━━━ DOCUMENT TEXT ━━━

Manila Rep. Joel Chua, one of the House prosecutors in the case, said that the House and Senate actions were different from each other.

“The first three complaints were archived because we exercised the third mode of initiation, which is to get one-third of the plenary vote. But in the case of the Senate, it was archived because there is no finality in the Supreme Court decision. So these are different contexts,” he explained.

Philippine Constitution Association governor Dindo Garciano, conceded the odds that the high tribunal would reverse a unanimous decision were “low.”

But “that is in ordinary cases,” he added. “This case, however, is a high-profile constitutional issue that involves accountability of public officials.”

Garciano said he was confident that the court, now confronted with the right information in the MRs, would have a chance to correct itself.

“It is said that the highest form of integrity is the ability to be able to accept one’s mistake,” he added.

━━━ EXCERPTED DATA ━━━

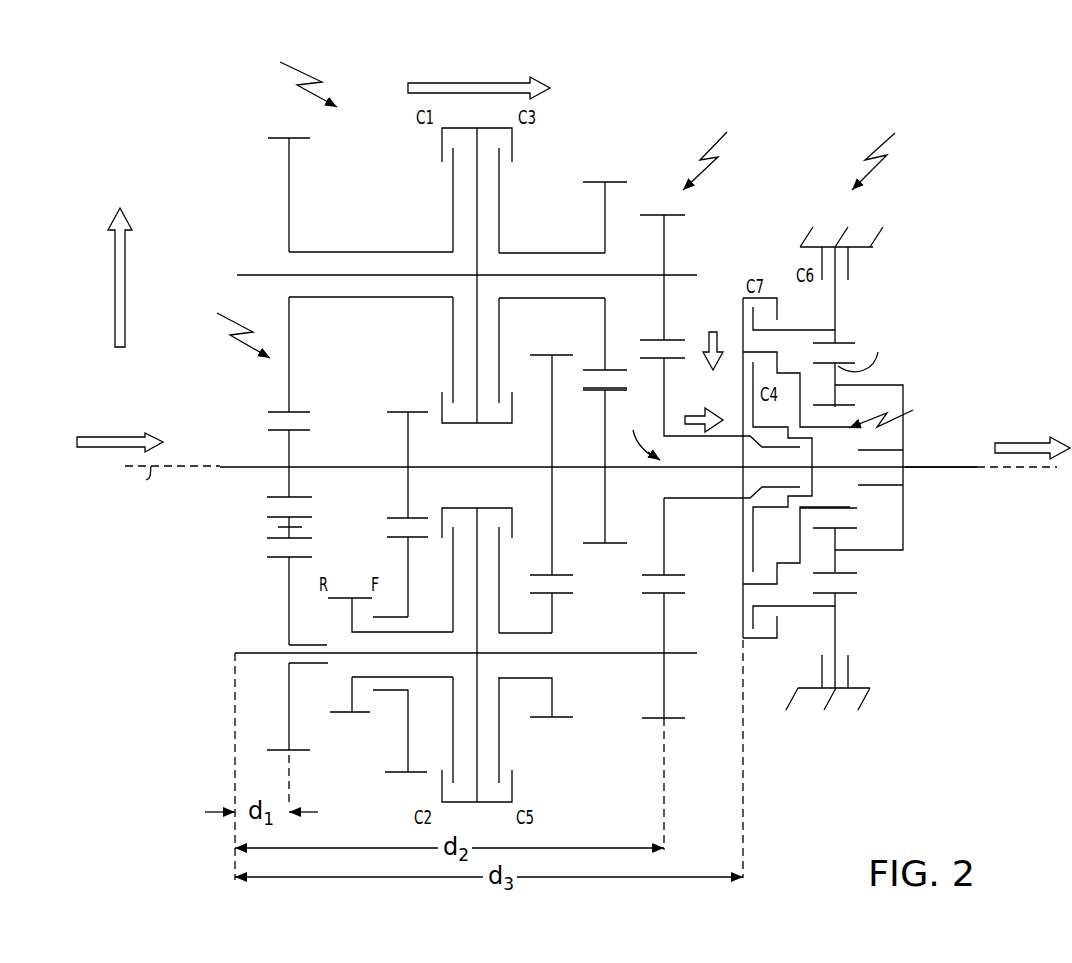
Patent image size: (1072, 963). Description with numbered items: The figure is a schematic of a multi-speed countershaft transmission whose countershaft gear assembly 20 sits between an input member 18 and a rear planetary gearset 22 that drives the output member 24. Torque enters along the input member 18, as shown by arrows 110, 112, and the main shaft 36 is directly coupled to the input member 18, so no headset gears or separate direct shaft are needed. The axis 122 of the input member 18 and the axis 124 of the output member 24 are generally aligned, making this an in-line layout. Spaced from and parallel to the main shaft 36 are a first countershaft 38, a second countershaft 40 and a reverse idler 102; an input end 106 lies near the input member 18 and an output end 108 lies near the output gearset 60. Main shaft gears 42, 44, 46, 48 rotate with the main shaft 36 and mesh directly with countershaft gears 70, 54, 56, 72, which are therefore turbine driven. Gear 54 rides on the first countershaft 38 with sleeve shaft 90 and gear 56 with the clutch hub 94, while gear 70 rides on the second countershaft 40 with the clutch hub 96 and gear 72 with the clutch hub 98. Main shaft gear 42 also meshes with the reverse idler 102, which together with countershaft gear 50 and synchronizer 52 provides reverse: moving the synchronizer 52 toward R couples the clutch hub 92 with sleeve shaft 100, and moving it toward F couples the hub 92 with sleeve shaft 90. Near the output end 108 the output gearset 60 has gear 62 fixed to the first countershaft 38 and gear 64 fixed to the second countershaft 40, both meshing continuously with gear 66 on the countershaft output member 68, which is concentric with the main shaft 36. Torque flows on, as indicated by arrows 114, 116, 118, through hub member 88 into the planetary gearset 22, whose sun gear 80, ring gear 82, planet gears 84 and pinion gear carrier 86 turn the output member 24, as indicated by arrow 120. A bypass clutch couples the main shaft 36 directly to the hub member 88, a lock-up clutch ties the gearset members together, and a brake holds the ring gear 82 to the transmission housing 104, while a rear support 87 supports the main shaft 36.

The input member 18 is at (254, 466).
The countershaft gear assembly 20 is at (286, 75).
The rear planetary gearset 22 is at (888, 148).
The output member 24 is at (946, 465).
The main shaft 36 is at (485, 465).
The first countershaft 38 is at (236, 652).
The second countershaft 40 is at (240, 274).
The main shaft gear 42 is at (293, 453).
The main shaft gear 44 is at (407, 425).
The main shaft gear 46 is at (548, 438).
The main shaft gear 48 is at (605, 450).
The countershaft gear 50 is at (291, 728).
The synchronizer 52 is at (350, 688).
The first countershaft gear 54 is at (402, 548).
The first countershaft gear 56 is at (553, 698).
The output gearset 60 is at (719, 149).
The gear 62 is at (665, 622).
The gear 64 is at (665, 240).
The gear 66 is at (665, 390).
The countershaft output member 68 is at (703, 498).
The second countershaft gear 70 is at (290, 197).
The second countershaft gear 72 is at (602, 210).
The sun gear 80 is at (901, 408).
The ring gear 82 is at (845, 338).
The planet gears 84 is at (867, 349).
The pinion gear carrier 86 is at (892, 384).
The rear support 87 is at (883, 486).
The hub member 88 is at (743, 307).
The sleeve shaft 90 is at (397, 693).
The C2 clutch hub 92 is at (435, 630).
The C5 clutch hub 94 is at (530, 634).
The C1 clutch hub 96 is at (373, 248).
The C3 clutch hub 98 is at (533, 248).
The sleeve shaft 100 is at (318, 630).
The reverse idler 102 is at (270, 527).
The transmission housing 104 is at (877, 237).
The input end 106 is at (311, 353).
The output end 108 is at (637, 432).
The arrow 110 is at (112, 437).
The arrow 112 is at (114, 297).
The arrow 114 is at (465, 82).
The arrow 116 is at (721, 328).
The arrow 118 is at (706, 433).
The arrow 120 is at (1030, 443).
The axis 122 is at (135, 488).
The axis 124 is at (1020, 469).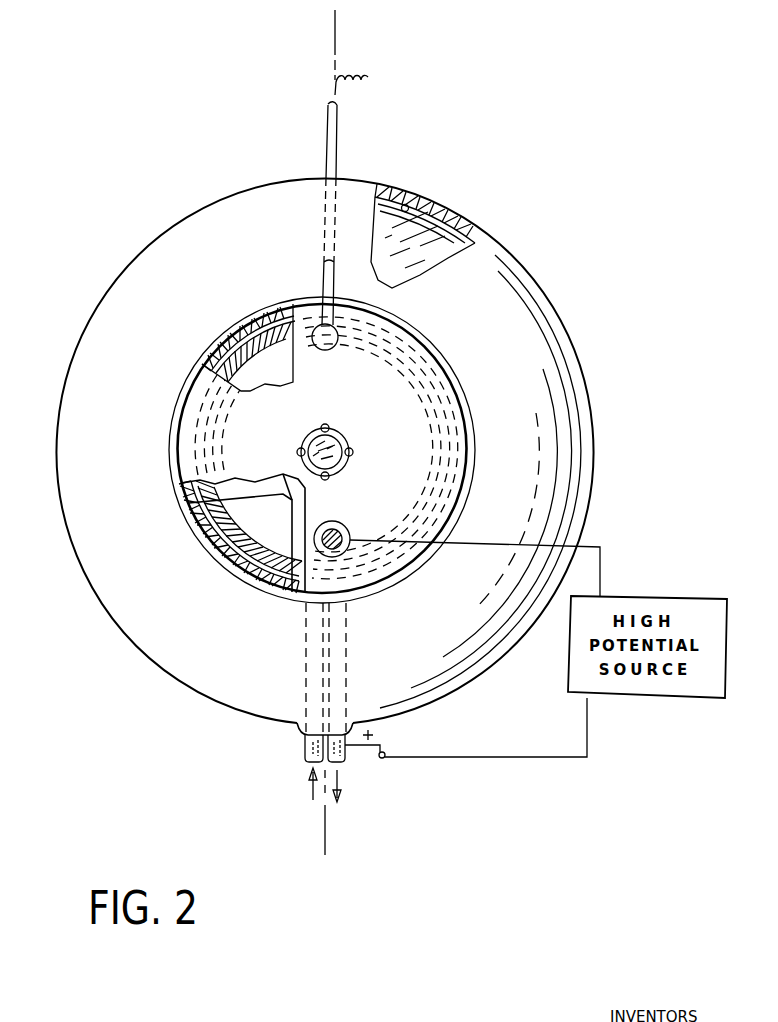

━━━

TO BE DONE →
1) In the passage on the archived impeachment complaints, why does Joel Chua say the House archived the first three complaints?
2) Continue the passage on the archived impeachment complaints from its last sentence.

OUTPUTS IN ORDER →
1) The House exercised the third mode of initiation, which is getting one-third of the plenary vote.

2)
‘Basically comatose’

University of the Philippines constitutional law professor Paolo Tamase on Friday said the Senate’s actions, first in remanding the articles of impeachment to the House, and then archiving them, were setting a precedent that could highly affect future proceedings against impeachable officials.

For now, the complainants in the fourth impeachment, the members of the House, will have to wait whether the court will grant their appeal.

“If that fails, then this impeachment is done,” Tamase said. “Currently, it’s basically comatose. If the Supreme Court decides to not reverse its decision, then the case is dead.”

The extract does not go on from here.